* **Document section**
========

Table of contents

How to Intercept and Modify HTTP requests in Puppeteer

Intercepting and modifying HTTP requests in Puppeteer is a powerful feature that allows you to control network traffic, modify request headers, block certain resources, or redirect requests to different endpoints. This capability is essential for web scraping, testing, and automation scenarios where you need fine-grained control over network interactions.

Understanding Request Interception

Request interception in Puppeteer works by enabling the requestInterception feature on a page, which allows you to intercept all outgoing HTTP requests before they're sent to the server. Once intercepted, you can examine, modify, or completely block these requests.

Basic Request Interception Setup

To start intercepting requests, you need to enable request interception on the page:

const puppeteer = require('puppeteer');

(async () => {
  const browser = await puppeteer.launch();
  const page = await browser.newPage();

  // Enable request interception
  await page.setRequestInterception(true);

  // Listen for requests
  page.on('request', (request) => {
    console.log('Request URL:', request.url());
    console.log('Request method:', request.method());
    console.log('Request headers:', request.headers());

    // Continue with the original request
    request.continue();
  });

  await page.goto('https://example.com');
  await browser.close();
})();

Modifying Request Headers

You can modify request headers to add authentication tokens, change user agents, or add custom headers:

const puppeteer = require('puppeteer');

(async () => {
  const browser = await puppeteer.launch();
  const page = await browser.newPage();

  await page.setRequestInterception(true);

  page.on('request', (request) => {
    const headers = {
      ...request.headers(),
      'Authorization': 'Bearer your-token-here',
      'X-Custom-Header': 'custom-value',
      'User-Agent': 'CustomBot/1.0'
    };

    request.continue({ headers });
  });

  await page.goto('https://api.example.com');
  await browser.close();
})();

Blocking Specific Resources

Block unnecessary resources like images, stylesheets, or ads to improve performance:

const puppeteer = require('puppeteer');

(async () => {
  const browser = await puppeteer.launch();
  const page = await browser.newPage();

  await page.setRequestInterception(true);

  page.on('request', (request) => {
    const resourceType = request.resourceType();
    const url = request.url();

    // Block images, stylesheets, and fonts
    if (['image', 'stylesheet', 'font'].includes(resourceType)) {
      request.abort();
      return;
    }

    // Block specific domains (e.g., ads, analytics)

========

* **Supplied material**
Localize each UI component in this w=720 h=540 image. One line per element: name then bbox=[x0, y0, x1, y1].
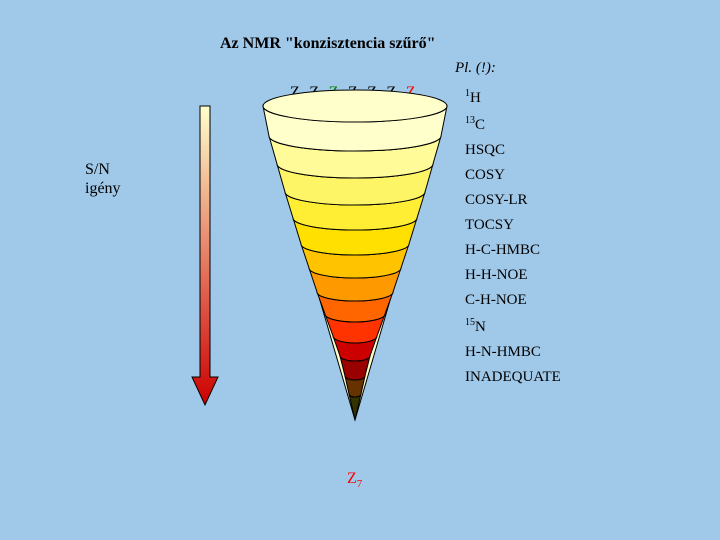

========

* **What is asked**
Reproduce the part of the Puppeteer request interception text between "Understanding Request Interception" and "block these requests.", inclusive.

* **Solution for this problem**
Understanding Request Interception

Request interception in Puppeteer works by enabling the requestInterception feature on a page, which allows you to intercept all outgoing HTTP requests before they're sent to the server. Once intercepted, you can examine, modify, or completely block these requests.